§ EXERCISE REQUIREMENTS: Keep only the lines where "waardoor" appears.

§ DATA SUPPLIED:
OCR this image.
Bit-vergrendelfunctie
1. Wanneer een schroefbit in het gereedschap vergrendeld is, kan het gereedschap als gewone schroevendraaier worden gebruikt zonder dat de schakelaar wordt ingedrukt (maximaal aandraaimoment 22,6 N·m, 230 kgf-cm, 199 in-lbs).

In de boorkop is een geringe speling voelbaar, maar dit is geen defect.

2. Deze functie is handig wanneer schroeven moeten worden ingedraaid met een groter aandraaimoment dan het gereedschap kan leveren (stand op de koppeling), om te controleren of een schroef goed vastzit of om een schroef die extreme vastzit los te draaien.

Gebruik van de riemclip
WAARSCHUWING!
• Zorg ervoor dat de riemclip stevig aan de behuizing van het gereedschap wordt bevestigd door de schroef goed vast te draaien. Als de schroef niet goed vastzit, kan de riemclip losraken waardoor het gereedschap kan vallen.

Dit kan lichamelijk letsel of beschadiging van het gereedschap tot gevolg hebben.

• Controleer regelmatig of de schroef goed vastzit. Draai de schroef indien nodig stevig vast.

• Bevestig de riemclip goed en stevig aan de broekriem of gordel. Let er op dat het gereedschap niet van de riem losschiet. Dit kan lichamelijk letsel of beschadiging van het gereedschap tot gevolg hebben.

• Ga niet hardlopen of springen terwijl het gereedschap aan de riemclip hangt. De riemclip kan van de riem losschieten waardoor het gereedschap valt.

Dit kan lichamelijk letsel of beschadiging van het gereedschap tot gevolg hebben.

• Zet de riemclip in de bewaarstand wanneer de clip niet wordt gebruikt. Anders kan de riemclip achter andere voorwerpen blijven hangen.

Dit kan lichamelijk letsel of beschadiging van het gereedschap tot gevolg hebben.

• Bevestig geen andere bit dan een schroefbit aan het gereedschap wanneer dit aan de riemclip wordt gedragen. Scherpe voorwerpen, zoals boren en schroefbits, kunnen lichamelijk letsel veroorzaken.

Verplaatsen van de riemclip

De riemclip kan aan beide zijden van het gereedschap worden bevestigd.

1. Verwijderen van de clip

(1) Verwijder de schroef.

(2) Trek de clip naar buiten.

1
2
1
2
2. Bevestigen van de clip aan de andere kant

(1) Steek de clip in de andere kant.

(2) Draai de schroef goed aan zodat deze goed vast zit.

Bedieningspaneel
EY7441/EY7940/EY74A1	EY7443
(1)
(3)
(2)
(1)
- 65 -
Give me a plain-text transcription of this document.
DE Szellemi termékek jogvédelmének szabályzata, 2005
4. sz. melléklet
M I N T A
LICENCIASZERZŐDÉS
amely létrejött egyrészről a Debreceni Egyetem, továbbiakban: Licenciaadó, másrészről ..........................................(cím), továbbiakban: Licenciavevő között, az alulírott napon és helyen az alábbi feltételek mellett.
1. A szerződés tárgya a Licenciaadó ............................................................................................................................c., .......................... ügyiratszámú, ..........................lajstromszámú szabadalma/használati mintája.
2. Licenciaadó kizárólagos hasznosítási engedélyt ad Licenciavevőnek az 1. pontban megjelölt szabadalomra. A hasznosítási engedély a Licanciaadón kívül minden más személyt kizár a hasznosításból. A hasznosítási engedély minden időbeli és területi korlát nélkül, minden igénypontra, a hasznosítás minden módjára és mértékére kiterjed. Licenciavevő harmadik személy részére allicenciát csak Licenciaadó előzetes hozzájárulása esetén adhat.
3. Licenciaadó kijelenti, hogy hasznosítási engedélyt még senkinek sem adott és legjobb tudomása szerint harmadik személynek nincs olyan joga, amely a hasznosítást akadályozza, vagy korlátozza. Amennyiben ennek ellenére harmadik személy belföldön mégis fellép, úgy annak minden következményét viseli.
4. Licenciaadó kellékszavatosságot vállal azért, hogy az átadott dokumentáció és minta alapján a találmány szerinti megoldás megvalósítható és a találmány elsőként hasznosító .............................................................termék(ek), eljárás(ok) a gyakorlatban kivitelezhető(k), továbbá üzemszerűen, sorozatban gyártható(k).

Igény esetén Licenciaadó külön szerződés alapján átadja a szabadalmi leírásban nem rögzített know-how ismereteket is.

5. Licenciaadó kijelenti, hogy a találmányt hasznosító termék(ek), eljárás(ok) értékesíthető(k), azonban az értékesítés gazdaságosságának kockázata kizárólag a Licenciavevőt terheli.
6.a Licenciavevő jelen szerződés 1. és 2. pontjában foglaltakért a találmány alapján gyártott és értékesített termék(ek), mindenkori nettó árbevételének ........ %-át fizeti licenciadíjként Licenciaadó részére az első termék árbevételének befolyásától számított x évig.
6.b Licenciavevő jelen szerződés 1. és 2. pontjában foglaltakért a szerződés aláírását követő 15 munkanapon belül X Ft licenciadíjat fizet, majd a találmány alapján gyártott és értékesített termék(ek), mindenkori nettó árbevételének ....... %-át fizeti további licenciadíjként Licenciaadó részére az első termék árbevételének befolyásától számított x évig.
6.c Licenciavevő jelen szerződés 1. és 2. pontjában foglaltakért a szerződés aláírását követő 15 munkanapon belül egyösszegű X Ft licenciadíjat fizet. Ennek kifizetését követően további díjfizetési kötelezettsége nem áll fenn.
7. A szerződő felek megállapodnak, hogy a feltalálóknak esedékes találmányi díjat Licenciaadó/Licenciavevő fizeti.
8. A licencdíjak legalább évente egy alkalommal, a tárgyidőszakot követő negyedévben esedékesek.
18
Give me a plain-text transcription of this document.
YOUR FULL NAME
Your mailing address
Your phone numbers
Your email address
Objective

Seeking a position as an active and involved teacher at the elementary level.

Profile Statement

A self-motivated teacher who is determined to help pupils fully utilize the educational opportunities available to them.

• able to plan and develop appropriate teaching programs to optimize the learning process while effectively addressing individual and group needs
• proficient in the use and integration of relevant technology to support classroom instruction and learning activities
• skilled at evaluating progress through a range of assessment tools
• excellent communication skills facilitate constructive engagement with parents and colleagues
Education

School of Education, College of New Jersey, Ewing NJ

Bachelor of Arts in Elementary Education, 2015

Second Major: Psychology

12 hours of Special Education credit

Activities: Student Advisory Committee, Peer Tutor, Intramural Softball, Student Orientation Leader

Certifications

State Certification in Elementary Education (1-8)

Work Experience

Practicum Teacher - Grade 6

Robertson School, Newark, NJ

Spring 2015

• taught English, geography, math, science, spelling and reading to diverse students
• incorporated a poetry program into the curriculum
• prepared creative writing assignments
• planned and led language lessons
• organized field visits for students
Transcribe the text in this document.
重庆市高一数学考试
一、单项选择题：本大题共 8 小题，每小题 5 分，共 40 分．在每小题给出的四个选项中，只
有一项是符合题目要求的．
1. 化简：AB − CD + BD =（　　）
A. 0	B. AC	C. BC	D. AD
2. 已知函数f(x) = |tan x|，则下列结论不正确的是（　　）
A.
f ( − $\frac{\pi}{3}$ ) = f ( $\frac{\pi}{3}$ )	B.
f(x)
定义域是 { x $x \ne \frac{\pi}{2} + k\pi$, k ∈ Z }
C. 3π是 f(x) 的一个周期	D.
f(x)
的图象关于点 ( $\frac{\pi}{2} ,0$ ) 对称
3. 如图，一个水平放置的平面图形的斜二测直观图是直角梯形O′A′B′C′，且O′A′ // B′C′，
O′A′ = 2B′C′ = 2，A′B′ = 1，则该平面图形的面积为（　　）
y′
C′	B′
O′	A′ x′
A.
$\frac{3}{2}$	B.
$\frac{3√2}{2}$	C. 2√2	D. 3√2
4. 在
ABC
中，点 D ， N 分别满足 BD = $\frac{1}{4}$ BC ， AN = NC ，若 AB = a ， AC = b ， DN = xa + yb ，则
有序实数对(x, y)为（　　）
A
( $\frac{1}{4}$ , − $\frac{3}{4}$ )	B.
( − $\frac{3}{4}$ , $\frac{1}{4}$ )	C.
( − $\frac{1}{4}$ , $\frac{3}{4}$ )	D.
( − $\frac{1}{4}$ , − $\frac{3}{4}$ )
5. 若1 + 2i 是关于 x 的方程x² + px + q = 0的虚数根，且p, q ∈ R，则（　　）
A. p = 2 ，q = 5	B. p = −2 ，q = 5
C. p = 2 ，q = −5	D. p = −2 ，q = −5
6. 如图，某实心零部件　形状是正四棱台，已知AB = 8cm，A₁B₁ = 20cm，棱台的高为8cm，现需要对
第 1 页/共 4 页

§ EXERCISE OUTPUT:
• Zorg ervoor dat de riemclip stevig aan de behuizing van het gereedschap wordt bevestigd door de schroef goed vast te draaien. Als de schroef niet goed vastzit, kan de riemclip losraken waardoor het gereedschap kan vallen.
• Ga niet hardlopen of springen terwijl het gereedschap aan de riemclip hangt. De riemclip kan van de riem losschieten waardoor het gereedschap valt.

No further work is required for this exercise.